WHAT IS NEEDED.
Omit any picture, and return the remaining data exactly as written.

-- begin --

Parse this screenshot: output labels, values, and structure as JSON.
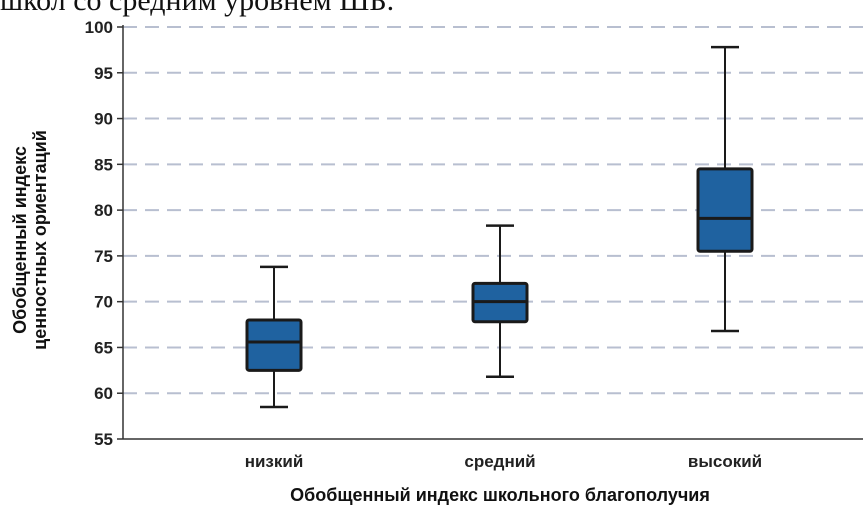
{
  "header": {
    "text": "школ со средним уровнем ШБ."
  },
  "chart_data": {
    "type": "box",
    "title": "",
    "xlabel": "Обобщенный индекс школьного благополучия",
    "ylabel_lines": [
      "Обобщенный индекс",
      "ценностных ориентаций"
    ],
    "ylim": [
      55,
      100
    ],
    "yticks": [
      "55",
      "60",
      "65",
      "70",
      "75",
      "80",
      "85",
      "90",
      "95",
      "100"
    ],
    "grid": "horizontal dashed",
    "colors": {
      "box": "#1f62a0",
      "outline": "#1a1a1a",
      "grid": "#b8bfd0"
    },
    "categories": [
      "низкий",
      "средний",
      "высокий"
    ],
    "boxes": [
      {
        "category": "низкий",
        "min": 58.5,
        "q1": 62.5,
        "median": 65.6,
        "q3": 68.0,
        "max": 73.8
      },
      {
        "category": "средний",
        "min": 61.8,
        "q1": 67.8,
        "median": 70.0,
        "q3": 72.0,
        "max": 78.3
      },
      {
        "category": "высокий",
        "min": 66.8,
        "q1": 75.5,
        "median": 79.1,
        "q3": 84.5,
        "max": 97.8
      }
    ]
  }
}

-- end --

EXERCISE ANSWER.
Parse this screenshot: output labels, values, and structure as JSON.
{
  "header": {
    "text": "школ со средним уровнем ШБ."
  },
  "chart_data": {
    "type": "box",
    "title": "",
    "xlabel": "Обобщенный индекс школьного благополучия",
    "ylabel_lines": [
      "Обобщенный индекс",
      "ценностных ориентаций"
    ],
    "ylim": [
      55,
      100
    ],
    "yticks": [
      "55",
      "60",
      "65",
      "70",
      "75",
      "80",
      "85",
      "90",
      "95",
      "100"
    ],
    "grid": "horizontal dashed",
    "colors": {
      "box": "#1f62a0",
      "outline": "#1a1a1a",
      "grid": "#b8bfd0"
    },
    "categories": [
      "низкий",
      "средний",
      "высокий"
    ],
    "boxes": [
      {
        "category": "низкий",
        "min": 58.5,
        "q1": 62.5,
        "median": 65.6,
        "q3": 68.0,
        "max": 73.8
      },
      {
        "category": "средний",
        "min": 61.8,
        "q1": 67.8,
        "median": 70.0,
        "q3": 72.0,
        "max": 78.3
      },
      {
        "category": "высокий",
        "min": 66.8,
        "q1": 75.5,
        "median": 79.1,
        "q3": 84.5,
        "max": 97.8
      }
    ]
  }
}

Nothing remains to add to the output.